# WHAT IS ASKED:
From the data that follows, copy every line holding the string "breve".

Stored data entries
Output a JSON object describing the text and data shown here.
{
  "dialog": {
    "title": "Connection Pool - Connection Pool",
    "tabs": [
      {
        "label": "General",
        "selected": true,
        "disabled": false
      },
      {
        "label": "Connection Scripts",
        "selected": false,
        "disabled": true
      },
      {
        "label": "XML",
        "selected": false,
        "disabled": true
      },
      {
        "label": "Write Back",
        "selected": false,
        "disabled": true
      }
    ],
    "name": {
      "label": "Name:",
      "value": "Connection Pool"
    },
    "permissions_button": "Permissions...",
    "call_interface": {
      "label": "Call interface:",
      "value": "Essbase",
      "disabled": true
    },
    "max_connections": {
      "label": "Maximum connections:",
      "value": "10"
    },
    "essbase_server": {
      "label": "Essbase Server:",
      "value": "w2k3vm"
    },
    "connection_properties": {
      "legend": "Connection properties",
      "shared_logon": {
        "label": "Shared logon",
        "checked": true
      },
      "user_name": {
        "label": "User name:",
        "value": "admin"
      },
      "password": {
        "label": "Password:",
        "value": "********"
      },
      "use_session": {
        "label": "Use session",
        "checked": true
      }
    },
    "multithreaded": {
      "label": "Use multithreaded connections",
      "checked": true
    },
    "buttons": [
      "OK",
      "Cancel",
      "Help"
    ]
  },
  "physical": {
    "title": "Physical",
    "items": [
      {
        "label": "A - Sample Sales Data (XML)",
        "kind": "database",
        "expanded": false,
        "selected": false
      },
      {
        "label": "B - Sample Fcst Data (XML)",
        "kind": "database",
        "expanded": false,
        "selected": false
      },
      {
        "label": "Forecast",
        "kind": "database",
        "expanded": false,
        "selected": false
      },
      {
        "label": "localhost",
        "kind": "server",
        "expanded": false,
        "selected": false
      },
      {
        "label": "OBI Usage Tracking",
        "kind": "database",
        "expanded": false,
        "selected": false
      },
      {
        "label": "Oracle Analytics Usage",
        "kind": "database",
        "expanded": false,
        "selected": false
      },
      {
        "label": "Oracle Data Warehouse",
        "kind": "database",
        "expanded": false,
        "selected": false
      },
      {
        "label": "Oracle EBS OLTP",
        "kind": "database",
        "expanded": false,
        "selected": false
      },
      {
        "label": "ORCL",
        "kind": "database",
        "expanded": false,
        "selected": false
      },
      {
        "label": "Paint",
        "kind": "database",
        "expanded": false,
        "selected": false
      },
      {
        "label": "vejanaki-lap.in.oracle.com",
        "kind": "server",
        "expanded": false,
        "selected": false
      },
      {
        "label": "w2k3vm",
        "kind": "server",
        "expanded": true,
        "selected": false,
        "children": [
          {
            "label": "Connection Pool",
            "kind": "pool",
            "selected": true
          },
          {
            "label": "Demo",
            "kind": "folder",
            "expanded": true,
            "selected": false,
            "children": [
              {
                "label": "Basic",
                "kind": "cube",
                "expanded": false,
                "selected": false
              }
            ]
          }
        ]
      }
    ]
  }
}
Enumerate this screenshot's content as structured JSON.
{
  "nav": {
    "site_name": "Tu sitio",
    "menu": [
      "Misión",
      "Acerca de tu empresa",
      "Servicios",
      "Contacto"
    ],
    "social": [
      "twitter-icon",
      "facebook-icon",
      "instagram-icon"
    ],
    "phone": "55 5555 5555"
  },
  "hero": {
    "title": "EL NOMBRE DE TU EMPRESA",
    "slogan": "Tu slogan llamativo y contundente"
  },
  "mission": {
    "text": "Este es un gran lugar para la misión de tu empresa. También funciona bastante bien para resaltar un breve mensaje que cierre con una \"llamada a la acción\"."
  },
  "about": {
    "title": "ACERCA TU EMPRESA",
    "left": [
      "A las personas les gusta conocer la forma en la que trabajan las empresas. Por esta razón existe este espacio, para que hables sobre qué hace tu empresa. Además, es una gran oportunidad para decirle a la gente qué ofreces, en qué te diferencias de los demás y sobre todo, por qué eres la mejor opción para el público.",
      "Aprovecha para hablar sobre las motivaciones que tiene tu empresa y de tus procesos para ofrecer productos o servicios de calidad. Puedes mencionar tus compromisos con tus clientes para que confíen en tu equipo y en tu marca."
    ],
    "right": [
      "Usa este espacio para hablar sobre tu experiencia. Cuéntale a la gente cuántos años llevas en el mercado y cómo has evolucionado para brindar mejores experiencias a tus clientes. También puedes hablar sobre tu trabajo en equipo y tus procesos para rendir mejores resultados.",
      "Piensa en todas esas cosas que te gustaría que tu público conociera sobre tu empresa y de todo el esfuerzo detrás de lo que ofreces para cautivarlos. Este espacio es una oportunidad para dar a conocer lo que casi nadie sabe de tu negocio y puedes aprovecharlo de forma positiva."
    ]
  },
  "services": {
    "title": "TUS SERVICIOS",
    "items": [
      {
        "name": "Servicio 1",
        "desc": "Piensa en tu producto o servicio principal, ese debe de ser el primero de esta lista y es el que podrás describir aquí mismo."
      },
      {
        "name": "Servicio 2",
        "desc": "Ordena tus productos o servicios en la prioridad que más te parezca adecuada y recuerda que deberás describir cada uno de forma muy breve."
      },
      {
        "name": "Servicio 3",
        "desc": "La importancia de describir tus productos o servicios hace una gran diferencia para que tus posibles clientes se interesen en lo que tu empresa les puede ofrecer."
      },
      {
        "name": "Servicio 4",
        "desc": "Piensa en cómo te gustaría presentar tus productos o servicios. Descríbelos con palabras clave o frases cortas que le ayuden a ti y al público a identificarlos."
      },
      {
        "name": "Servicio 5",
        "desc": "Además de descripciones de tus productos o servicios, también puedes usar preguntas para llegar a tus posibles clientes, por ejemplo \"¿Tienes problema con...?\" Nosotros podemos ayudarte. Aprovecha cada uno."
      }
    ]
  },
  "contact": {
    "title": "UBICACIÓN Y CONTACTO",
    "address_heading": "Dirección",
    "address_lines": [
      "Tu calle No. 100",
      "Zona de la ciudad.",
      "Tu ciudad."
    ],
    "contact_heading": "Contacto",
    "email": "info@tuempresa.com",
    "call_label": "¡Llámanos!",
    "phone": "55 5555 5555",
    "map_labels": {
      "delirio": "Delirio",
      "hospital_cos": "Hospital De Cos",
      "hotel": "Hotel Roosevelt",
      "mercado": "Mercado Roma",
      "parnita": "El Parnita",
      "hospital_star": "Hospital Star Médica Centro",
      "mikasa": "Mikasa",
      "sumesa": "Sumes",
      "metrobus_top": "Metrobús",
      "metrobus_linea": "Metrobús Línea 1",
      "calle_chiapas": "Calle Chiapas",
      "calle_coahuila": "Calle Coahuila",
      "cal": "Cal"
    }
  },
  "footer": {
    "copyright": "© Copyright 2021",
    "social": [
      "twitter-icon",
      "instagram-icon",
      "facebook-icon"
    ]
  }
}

# ANSWER TO THE TASK:
    "text": "Este es un gran lugar para la misión de tu empresa. También funciona bastante bien para resaltar un breve mensaje que cierre con una \"llamada a la acción\"."
        "desc": "Ordena tus productos o servicios en la prioridad que más te parezca adecuada y recuerda que deberás describir cada uno de forma muy breve."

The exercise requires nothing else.